## WHAT THE TASK REQUIRES
Only the lines from the one with "Decode this image" to the last line belong in your answer; write them out exactly and drop the pictures.

## RECORDS FOR PROCESSING
======

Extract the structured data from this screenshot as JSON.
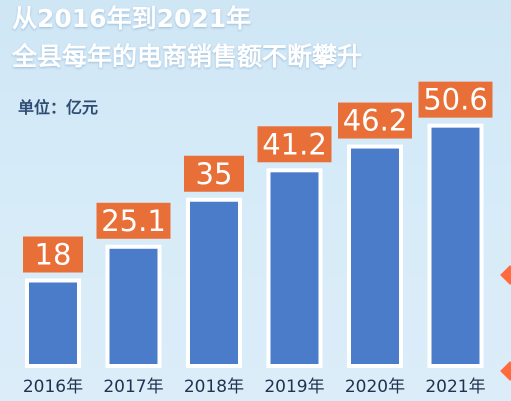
{
  "chart_data": {
    "type": "bar",
    "title": "从2016年到2021年",
    "subtitle": "全县每年的电商销售额不断攀升",
    "unit_label": "单位：亿元",
    "categories": [
      "2016年",
      "2017年",
      "2018年",
      "2019年",
      "2020年",
      "2021年"
    ],
    "values": [
      18,
      25.1,
      35,
      41.2,
      46.2,
      50.6
    ],
    "value_labels": [
      "18",
      "25.1",
      "35",
      "41.2",
      "46.2",
      "50.6"
    ],
    "ylim": [
      0,
      55
    ],
    "grid": false,
    "legend": "none",
    "colors": {
      "bar": "#4a7cc9",
      "bar_border": "#ffffff",
      "label_box": "#e86f37",
      "label_text": "#ffffff",
      "title_text": "#ffffff",
      "tick_text": "#1f3350",
      "accent_arrow": "#ff6b3d"
    }
  }
}
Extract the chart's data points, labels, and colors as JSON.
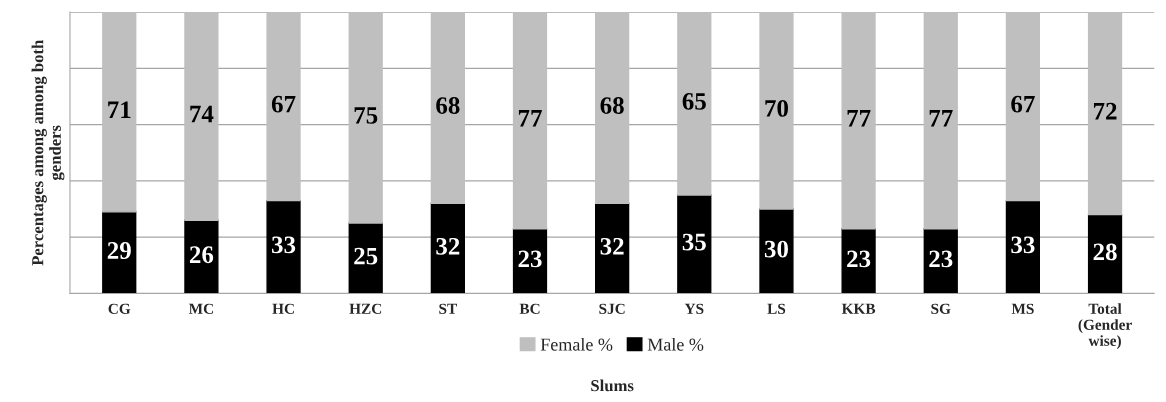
{
  "chart_data": {
    "type": "bar",
    "stacked": true,
    "xlabel": "Slums",
    "ylabel": "Percentages among among both\ngenders",
    "categories": [
      "CG",
      "MC",
      "HC",
      "HZC",
      "ST",
      "BC",
      "SJC",
      "YS",
      "LS",
      "KKB",
      "SG",
      "MS",
      "Total\n(Gender\nwise)"
    ],
    "series": [
      {
        "name": "Male %",
        "color": "#000000",
        "values": [
          29,
          26,
          33,
          25,
          32,
          23,
          32,
          35,
          30,
          23,
          23,
          33,
          28
        ]
      },
      {
        "name": "Female %",
        "color": "#bfbfbf",
        "values": [
          71,
          74,
          67,
          75,
          68,
          77,
          68,
          65,
          70,
          77,
          77,
          67,
          72
        ]
      }
    ],
    "ylim": [
      0,
      100
    ],
    "yticks": [
      {
        "value": 0,
        "label": null
      },
      {
        "value": 20,
        "label": null
      },
      {
        "value": 40,
        "label": null
      },
      {
        "value": 60,
        "label": null
      },
      {
        "value": 80,
        "label": null
      },
      {
        "value": 100,
        "label": null
      }
    ],
    "tick_labels": "x",
    "grid": "y",
    "legend": "bottom",
    "data_labels": true
  }
}
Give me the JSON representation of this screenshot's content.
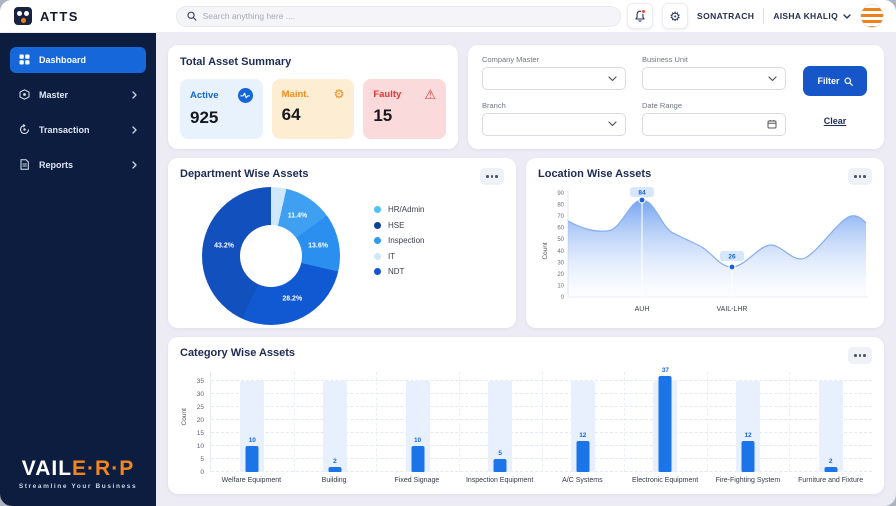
{
  "topbar": {
    "brand": "ATTS",
    "search_placeholder": "Search anything here ....",
    "company": "SONATRACH",
    "user": "AISHA KHALIQ"
  },
  "sidebar": {
    "items": [
      {
        "label": "Dashboard",
        "icon": "dashboard-icon",
        "active": true,
        "chevron": false
      },
      {
        "label": "Master",
        "icon": "master-icon",
        "active": false,
        "chevron": true
      },
      {
        "label": "Transaction",
        "icon": "transaction-icon",
        "active": false,
        "chevron": true
      },
      {
        "label": "Reports",
        "icon": "reports-icon",
        "active": false,
        "chevron": true
      }
    ],
    "logo_primary": "VAIL",
    "logo_secondary": "E·R·P",
    "tagline": "Streamline Your Business"
  },
  "summary": {
    "title": "Total Asset Summary",
    "tiles": [
      {
        "label": "Active",
        "value": "925",
        "color": "#1565d8"
      },
      {
        "label": "Maint.",
        "value": "64",
        "color": "#f08b1d"
      },
      {
        "label": "Faulty",
        "value": "15",
        "color": "#e23636"
      }
    ]
  },
  "filters": {
    "company_label": "Company Master",
    "business_label": "Business Unit",
    "branch_label": "Branch",
    "date_label": "Date Range",
    "filter_button": "Filter",
    "clear_label": "Clear"
  },
  "cards": {
    "department_title": "Department Wise Assets",
    "location_title": "Location Wise Assets",
    "category_title": "Category Wise Assets"
  },
  "chart_data": [
    {
      "type": "pie",
      "title": "Department Wise Assets",
      "donut": true,
      "legend_position": "right",
      "slices": [
        {
          "label": "IT",
          "value": 3.6,
          "display": "",
          "color": "#cfe8fb"
        },
        {
          "label": "HR/Admin",
          "value": 11.4,
          "display": "11.4%",
          "color": "#3fa0f2"
        },
        {
          "label": "Inspection",
          "value": 13.6,
          "display": "13.6%",
          "color": "#2a8fee"
        },
        {
          "label": "NDT",
          "value": 28.2,
          "display": "28.2%",
          "color": "#1159d2"
        },
        {
          "label": "HSE",
          "value": 43.2,
          "display": "43.2%",
          "color": "#1150bd"
        }
      ],
      "legend": [
        {
          "label": "HR/Admin",
          "color": "#4cc3f7"
        },
        {
          "label": "HSE",
          "color": "#0d3f9c"
        },
        {
          "label": "Inspection",
          "color": "#2f9bf2"
        },
        {
          "label": "IT",
          "color": "#cfe8fb"
        },
        {
          "label": "NDT",
          "color": "#1355d0"
        }
      ]
    },
    {
      "type": "area",
      "title": "Location Wise Assets",
      "ylabel": "Count",
      "ylim": [
        0,
        90
      ],
      "yticks": [
        0,
        10,
        20,
        30,
        40,
        50,
        60,
        70,
        80,
        90
      ],
      "x_categories": [
        "AUH",
        "VAIL-LHR"
      ],
      "marked_points": [
        {
          "category": "AUH",
          "value": 84,
          "badge": "84"
        },
        {
          "category": "VAIL-LHR",
          "value": 26,
          "badge": "26"
        }
      ],
      "curve_estimate": [
        66,
        57,
        84,
        55,
        40,
        26,
        45,
        33,
        60,
        70,
        64
      ]
    },
    {
      "type": "bar",
      "title": "Category Wise Assets",
      "ylabel": "Count",
      "yticks": [
        0,
        5,
        10,
        15,
        20,
        25,
        30,
        35
      ],
      "categories": [
        "Welfare Equipment",
        "Building",
        "Fixed Signage",
        "Inspection Equipment",
        "A/C Systems",
        "Electronic Equipment",
        "Fire-Fighting System",
        "Furniture and Fixture"
      ],
      "values": [
        10,
        2,
        10,
        5,
        12,
        37,
        12,
        2
      ],
      "bar_color": "#1b74e8",
      "track_color": "#e7f0fc",
      "track_max": 35
    }
  ]
}
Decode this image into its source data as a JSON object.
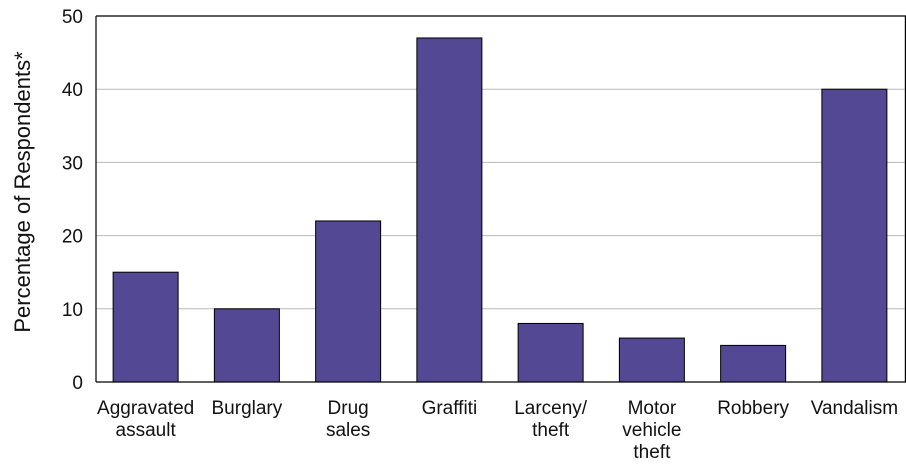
{
  "chart_data": {
    "type": "bar",
    "title": "",
    "xlabel": "",
    "ylabel": "Percentage of Respondents*",
    "ylim": [
      0,
      50
    ],
    "yticks": [
      0,
      10,
      20,
      30,
      40,
      50
    ],
    "grid": true,
    "legend": "none",
    "categories": [
      [
        "Aggravated",
        "assault"
      ],
      [
        "Burglary"
      ],
      [
        "Drug",
        "sales"
      ],
      [
        "Graffiti"
      ],
      [
        "Larceny/",
        "theft"
      ],
      [
        "Motor",
        "vehicle",
        "theft"
      ],
      [
        "Robbery"
      ],
      [
        "Vandalism"
      ]
    ],
    "values": [
      15,
      10,
      22,
      47,
      8,
      6,
      5,
      40
    ],
    "colors": {
      "bar": "#524893",
      "grid": "#b9b9b9",
      "axis": "#000000"
    }
  }
}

======

## FULL SOLUTION
Decode this image into its source data as a JSON object.
{
  "chart_data": {
    "type": "bar",
    "title": "",
    "xlabel": "",
    "ylabel": "Percentage of Respondents*",
    "ylim": [
      0,
      50
    ],
    "yticks": [
      0,
      10,
      20,
      30,
      40,
      50
    ],
    "grid": true,
    "legend": "none",
    "categories": [
      [
        "Aggravated",
        "assault"
      ],
      [
        "Burglary"
      ],
      [
        "Drug",
        "sales"
      ],
      [
        "Graffiti"
      ],
      [
        "Larceny/",
        "theft"
      ],
      [
        "Motor",
        "vehicle",
        "theft"
      ],
      [
        "Robbery"
      ],
      [
        "Vandalism"
      ]
    ],
    "values": [
      15,
      10,
      22,
      47,
      8,
      6,
      5,
      40
    ],
    "colors": {
      "bar": "#524893",
      "grid": "#b9b9b9",
      "axis": "#000000"
    }
  }
}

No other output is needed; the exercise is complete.